(begin)

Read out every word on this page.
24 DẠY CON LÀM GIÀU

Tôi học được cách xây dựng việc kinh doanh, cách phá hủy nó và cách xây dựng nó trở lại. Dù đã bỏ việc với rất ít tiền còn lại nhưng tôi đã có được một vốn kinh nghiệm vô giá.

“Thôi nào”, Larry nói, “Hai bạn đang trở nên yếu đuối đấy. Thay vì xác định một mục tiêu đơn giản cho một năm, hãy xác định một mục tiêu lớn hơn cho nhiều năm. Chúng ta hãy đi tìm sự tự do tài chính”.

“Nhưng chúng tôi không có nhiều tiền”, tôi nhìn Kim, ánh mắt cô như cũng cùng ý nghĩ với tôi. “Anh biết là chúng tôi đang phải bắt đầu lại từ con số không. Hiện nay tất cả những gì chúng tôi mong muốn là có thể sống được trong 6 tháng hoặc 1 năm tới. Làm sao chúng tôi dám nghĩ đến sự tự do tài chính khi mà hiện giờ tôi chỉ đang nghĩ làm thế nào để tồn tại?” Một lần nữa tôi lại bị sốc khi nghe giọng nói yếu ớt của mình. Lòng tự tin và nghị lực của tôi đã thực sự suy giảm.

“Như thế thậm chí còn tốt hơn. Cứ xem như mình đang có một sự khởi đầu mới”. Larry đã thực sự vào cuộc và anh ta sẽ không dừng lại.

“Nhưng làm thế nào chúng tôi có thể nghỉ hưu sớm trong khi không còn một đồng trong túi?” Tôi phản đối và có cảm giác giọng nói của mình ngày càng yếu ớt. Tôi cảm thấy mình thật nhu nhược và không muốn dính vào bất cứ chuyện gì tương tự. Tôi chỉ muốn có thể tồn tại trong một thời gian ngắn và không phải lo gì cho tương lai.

(end)

- Problem statement
Print the material above once more, exactly.

- Answer for the task
Read out every word on this page.
24 DẠY CON LÀM GIÀU

Tôi học được cách xây dựng việc kinh doanh, cách phá hủy nó và cách xây dựng nó trở lại. Dù đã bỏ việc với rất ít tiền còn lại nhưng tôi đã có được một vốn kinh nghiệm vô giá.

“Thôi nào”, Larry nói, “Hai bạn đang trở nên yếu đuối đấy. Thay vì xác định một mục tiêu đơn giản cho một năm, hãy xác định một mục tiêu lớn hơn cho nhiều năm. Chúng ta hãy đi tìm sự tự do tài chính”.

“Nhưng chúng tôi không có nhiều tiền”, tôi nhìn Kim, ánh mắt cô như cũng cùng ý nghĩ với tôi. “Anh biết là chúng tôi đang phải bắt đầu lại từ con số không. Hiện nay tất cả những gì chúng tôi mong muốn là có thể sống được trong 6 tháng hoặc 1 năm tới. Làm sao chúng tôi dám nghĩ đến sự tự do tài chính khi mà hiện giờ tôi chỉ đang nghĩ làm thế nào để tồn tại?” Một lần nữa tôi lại bị sốc khi nghe giọng nói yếu ớt của mình. Lòng tự tin và nghị lực của tôi đã thực sự suy giảm.

“Như thế thậm chí còn tốt hơn. Cứ xem như mình đang có một sự khởi đầu mới”. Larry đã thực sự vào cuộc và anh ta sẽ không dừng lại.

“Nhưng làm thế nào chúng tôi có thể nghỉ hưu sớm trong khi không còn một đồng trong túi?” Tôi phản đối và có cảm giác giọng nói của mình ngày càng yếu ớt. Tôi cảm thấy mình thật nhu nhược và không muốn dính vào bất cứ chuyện gì tương tự. Tôi chỉ muốn có thể tồn tại trong một thời gian ngắn và không phải lo gì cho tương lai.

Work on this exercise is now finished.